▸ **Task prompt**
Find the word "time" in the records below. List each line containing it.

▸ **Data listing**
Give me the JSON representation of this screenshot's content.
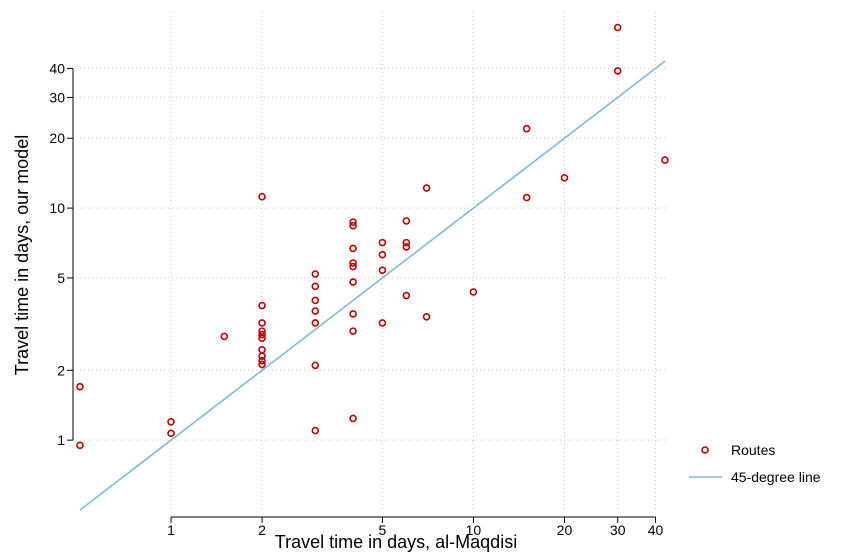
{
  "chart_data": {
    "type": "scatter",
    "title": "",
    "xlabel": "Travel time in days, al-Maqdisi",
    "ylabel": "Travel time in days, our model",
    "xscale": "log",
    "yscale": "log",
    "xlim": [
      0.5,
      44
    ],
    "ylim": [
      0.5,
      70
    ],
    "xticks": [
      1,
      2,
      5,
      10,
      20,
      30,
      40
    ],
    "yticks": [
      1,
      2,
      5,
      10,
      20,
      30,
      40
    ],
    "grid": true,
    "legend_position": "right",
    "colors": {
      "points": "#c00000",
      "line": "#7fb8dc",
      "grid": "#c8c8c8"
    },
    "series": [
      {
        "name": "Routes",
        "kind": "scatter",
        "points": [
          [
            0.5,
            1.7
          ],
          [
            0.5,
            0.95
          ],
          [
            1,
            1.2
          ],
          [
            1,
            1.07
          ],
          [
            1.5,
            2.8
          ],
          [
            2,
            11.2
          ],
          [
            2,
            3.8
          ],
          [
            2,
            3.2
          ],
          [
            2,
            2.95
          ],
          [
            2,
            2.85
          ],
          [
            2,
            2.75
          ],
          [
            2,
            2.45
          ],
          [
            2,
            2.3
          ],
          [
            2,
            2.2
          ],
          [
            2,
            2.12
          ],
          [
            3,
            5.2
          ],
          [
            3,
            4.6
          ],
          [
            3,
            4.0
          ],
          [
            3,
            3.6
          ],
          [
            3,
            3.2
          ],
          [
            3,
            2.1
          ],
          [
            3,
            1.1
          ],
          [
            4,
            8.7
          ],
          [
            4,
            8.4
          ],
          [
            4,
            6.7
          ],
          [
            4,
            5.8
          ],
          [
            4,
            5.6
          ],
          [
            4,
            4.8
          ],
          [
            4,
            3.5
          ],
          [
            4,
            2.95
          ],
          [
            4,
            1.24
          ],
          [
            5,
            7.1
          ],
          [
            5,
            6.3
          ],
          [
            5,
            5.4
          ],
          [
            5,
            3.2
          ],
          [
            6,
            8.8
          ],
          [
            6,
            7.1
          ],
          [
            6,
            6.8
          ],
          [
            6,
            4.2
          ],
          [
            7,
            12.2
          ],
          [
            7,
            3.4
          ],
          [
            10,
            4.35
          ],
          [
            15,
            22
          ],
          [
            15,
            11.1
          ],
          [
            20,
            13.5
          ],
          [
            30,
            60
          ],
          [
            30,
            39
          ],
          [
            43,
            16.1
          ]
        ]
      },
      {
        "name": "45-degree line",
        "kind": "line",
        "points": [
          [
            0.5,
            0.5
          ],
          [
            43,
            43
          ]
        ]
      }
    ]
  }
}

▸ **Result for this exercise**
    "xlabel": "Travel time in days, al-Maqdisi",
    "ylabel": "Travel time in days, our model",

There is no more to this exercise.